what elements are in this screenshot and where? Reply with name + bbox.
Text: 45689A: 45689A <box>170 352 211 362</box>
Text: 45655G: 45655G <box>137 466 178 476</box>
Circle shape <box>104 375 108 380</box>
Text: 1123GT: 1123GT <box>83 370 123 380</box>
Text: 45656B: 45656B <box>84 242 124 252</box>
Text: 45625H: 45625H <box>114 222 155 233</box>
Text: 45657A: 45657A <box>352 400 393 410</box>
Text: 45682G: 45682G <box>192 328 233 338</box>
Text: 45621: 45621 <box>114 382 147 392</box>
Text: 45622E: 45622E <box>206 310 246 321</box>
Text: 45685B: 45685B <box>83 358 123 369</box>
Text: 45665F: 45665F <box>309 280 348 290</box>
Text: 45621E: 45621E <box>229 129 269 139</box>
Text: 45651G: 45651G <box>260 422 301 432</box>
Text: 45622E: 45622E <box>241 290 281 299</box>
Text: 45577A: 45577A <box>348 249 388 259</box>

----

> What you should do
Copy out all of the lines above without changing a single character.

> Task solution
what elements are in this screenshot and where? Reply with name + bbox.
Text: 45689A: 45689A <box>170 352 211 362</box>
Text: 45655G: 45655G <box>137 466 178 476</box>
Circle shape <box>104 375 108 380</box>
Text: 1123GT: 1123GT <box>83 370 123 380</box>
Text: 45656B: 45656B <box>84 242 124 252</box>
Text: 45625H: 45625H <box>114 222 155 233</box>
Text: 45657A: 45657A <box>352 400 393 410</box>
Text: 45682G: 45682G <box>192 328 233 338</box>
Text: 45621: 45621 <box>114 382 147 392</box>
Text: 45622E: 45622E <box>206 310 246 321</box>
Text: 45685B: 45685B <box>83 358 123 369</box>
Text: 45665F: 45665F <box>309 280 348 290</box>
Text: 45621E: 45621E <box>229 129 269 139</box>
Text: 45651G: 45651G <box>260 422 301 432</box>
Text: 45622E: 45622E <box>241 290 281 299</box>
Text: 45577A: 45577A <box>348 249 388 259</box>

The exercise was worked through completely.